Work out how many lines hold the string "title". The answer is a single number, nothing more.

——

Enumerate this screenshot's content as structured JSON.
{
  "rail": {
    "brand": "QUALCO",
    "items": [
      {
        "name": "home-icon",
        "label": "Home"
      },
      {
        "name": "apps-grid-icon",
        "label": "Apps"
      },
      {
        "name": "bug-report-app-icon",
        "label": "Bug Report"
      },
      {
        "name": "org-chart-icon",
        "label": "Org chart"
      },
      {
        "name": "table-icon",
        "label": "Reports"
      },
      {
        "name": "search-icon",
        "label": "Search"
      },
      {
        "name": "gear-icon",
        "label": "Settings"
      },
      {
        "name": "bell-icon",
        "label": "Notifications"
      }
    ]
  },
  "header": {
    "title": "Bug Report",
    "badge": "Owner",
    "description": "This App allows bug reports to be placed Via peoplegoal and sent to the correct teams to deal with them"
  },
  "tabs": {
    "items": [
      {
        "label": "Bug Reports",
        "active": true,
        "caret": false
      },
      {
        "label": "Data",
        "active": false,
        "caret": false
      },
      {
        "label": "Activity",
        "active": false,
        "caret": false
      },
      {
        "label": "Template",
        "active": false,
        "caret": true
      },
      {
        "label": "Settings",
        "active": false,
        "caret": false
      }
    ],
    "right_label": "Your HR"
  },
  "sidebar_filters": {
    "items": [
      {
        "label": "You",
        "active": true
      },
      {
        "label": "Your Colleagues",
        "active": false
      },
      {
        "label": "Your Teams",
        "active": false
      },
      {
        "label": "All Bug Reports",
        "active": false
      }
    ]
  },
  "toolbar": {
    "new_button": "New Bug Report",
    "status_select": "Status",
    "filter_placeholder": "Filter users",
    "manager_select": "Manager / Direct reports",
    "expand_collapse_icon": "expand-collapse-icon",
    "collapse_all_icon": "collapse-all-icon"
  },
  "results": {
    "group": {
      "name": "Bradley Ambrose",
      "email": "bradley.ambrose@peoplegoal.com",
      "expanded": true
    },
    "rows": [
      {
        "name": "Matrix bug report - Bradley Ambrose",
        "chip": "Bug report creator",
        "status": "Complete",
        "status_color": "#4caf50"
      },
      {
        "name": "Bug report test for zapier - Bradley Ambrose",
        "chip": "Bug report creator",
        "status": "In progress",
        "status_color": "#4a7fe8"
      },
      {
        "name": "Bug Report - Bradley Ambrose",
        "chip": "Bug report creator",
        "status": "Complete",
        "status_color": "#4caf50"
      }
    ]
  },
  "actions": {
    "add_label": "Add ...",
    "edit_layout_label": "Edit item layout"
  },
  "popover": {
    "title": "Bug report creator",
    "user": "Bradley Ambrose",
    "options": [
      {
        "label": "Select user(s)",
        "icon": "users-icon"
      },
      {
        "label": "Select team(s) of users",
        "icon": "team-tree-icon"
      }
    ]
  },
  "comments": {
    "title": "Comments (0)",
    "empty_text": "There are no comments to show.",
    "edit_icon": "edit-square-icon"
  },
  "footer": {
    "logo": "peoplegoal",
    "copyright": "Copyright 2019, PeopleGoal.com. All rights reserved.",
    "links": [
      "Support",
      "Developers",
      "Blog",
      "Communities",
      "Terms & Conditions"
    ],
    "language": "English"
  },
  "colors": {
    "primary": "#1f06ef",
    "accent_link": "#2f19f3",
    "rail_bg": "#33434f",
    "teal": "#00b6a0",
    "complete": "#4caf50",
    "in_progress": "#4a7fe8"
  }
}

——

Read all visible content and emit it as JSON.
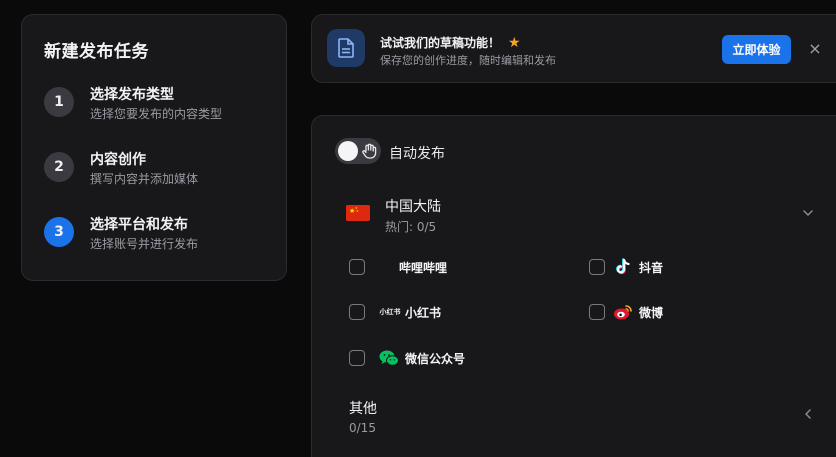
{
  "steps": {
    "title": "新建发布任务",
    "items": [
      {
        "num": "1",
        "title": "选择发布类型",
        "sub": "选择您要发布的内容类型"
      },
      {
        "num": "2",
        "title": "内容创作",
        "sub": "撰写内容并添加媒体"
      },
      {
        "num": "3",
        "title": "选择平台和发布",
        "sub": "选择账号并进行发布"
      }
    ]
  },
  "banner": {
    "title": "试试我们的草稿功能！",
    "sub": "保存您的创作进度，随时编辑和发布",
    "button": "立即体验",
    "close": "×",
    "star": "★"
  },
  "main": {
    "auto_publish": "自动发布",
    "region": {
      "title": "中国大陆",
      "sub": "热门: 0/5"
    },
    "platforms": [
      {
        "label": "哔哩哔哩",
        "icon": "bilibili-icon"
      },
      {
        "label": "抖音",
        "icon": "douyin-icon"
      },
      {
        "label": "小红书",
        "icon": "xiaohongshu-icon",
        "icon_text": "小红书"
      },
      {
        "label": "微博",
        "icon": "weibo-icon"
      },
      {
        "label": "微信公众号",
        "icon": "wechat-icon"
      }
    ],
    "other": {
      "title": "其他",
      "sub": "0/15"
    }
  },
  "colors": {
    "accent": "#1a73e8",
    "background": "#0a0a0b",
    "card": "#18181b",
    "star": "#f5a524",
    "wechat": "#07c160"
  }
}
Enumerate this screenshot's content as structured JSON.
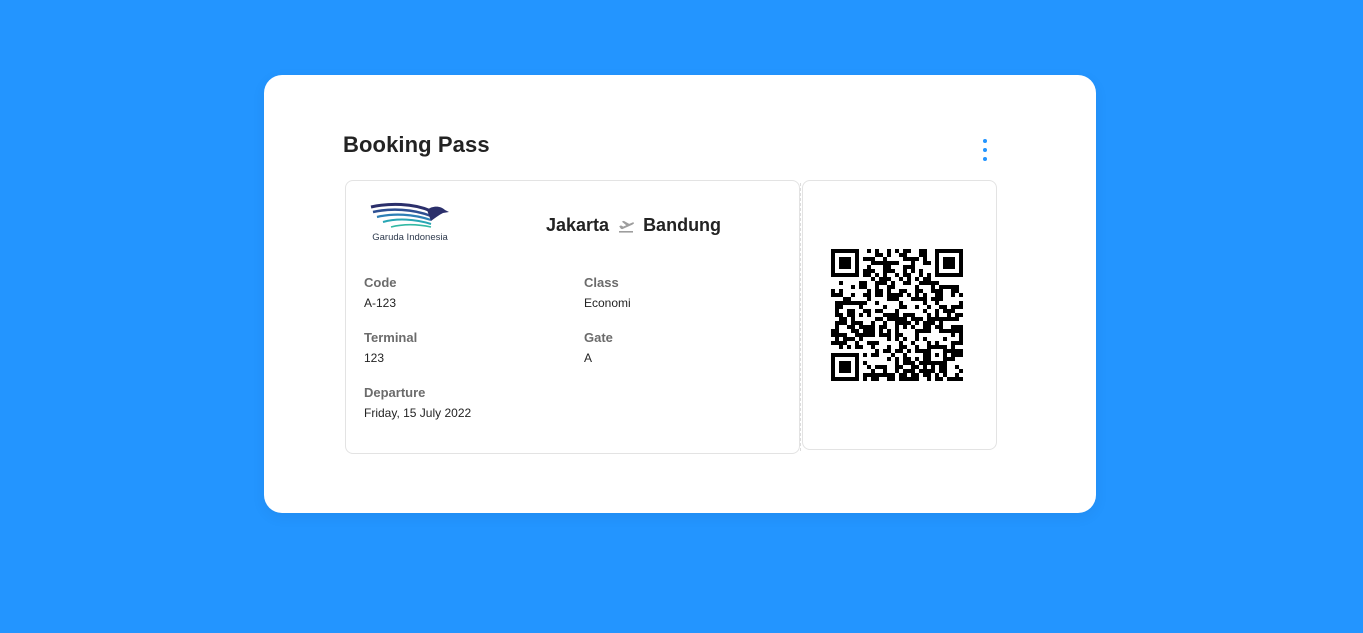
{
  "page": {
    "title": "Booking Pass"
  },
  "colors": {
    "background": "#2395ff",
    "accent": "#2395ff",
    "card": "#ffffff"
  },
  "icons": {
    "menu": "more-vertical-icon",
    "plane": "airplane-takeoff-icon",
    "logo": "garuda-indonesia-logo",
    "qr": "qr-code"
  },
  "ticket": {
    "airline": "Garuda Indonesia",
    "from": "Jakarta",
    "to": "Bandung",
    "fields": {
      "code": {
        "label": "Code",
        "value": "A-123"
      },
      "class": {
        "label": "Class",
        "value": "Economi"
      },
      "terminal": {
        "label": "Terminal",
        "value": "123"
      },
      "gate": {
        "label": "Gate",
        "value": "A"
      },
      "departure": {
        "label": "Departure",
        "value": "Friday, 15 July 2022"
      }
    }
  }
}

——

● The response
11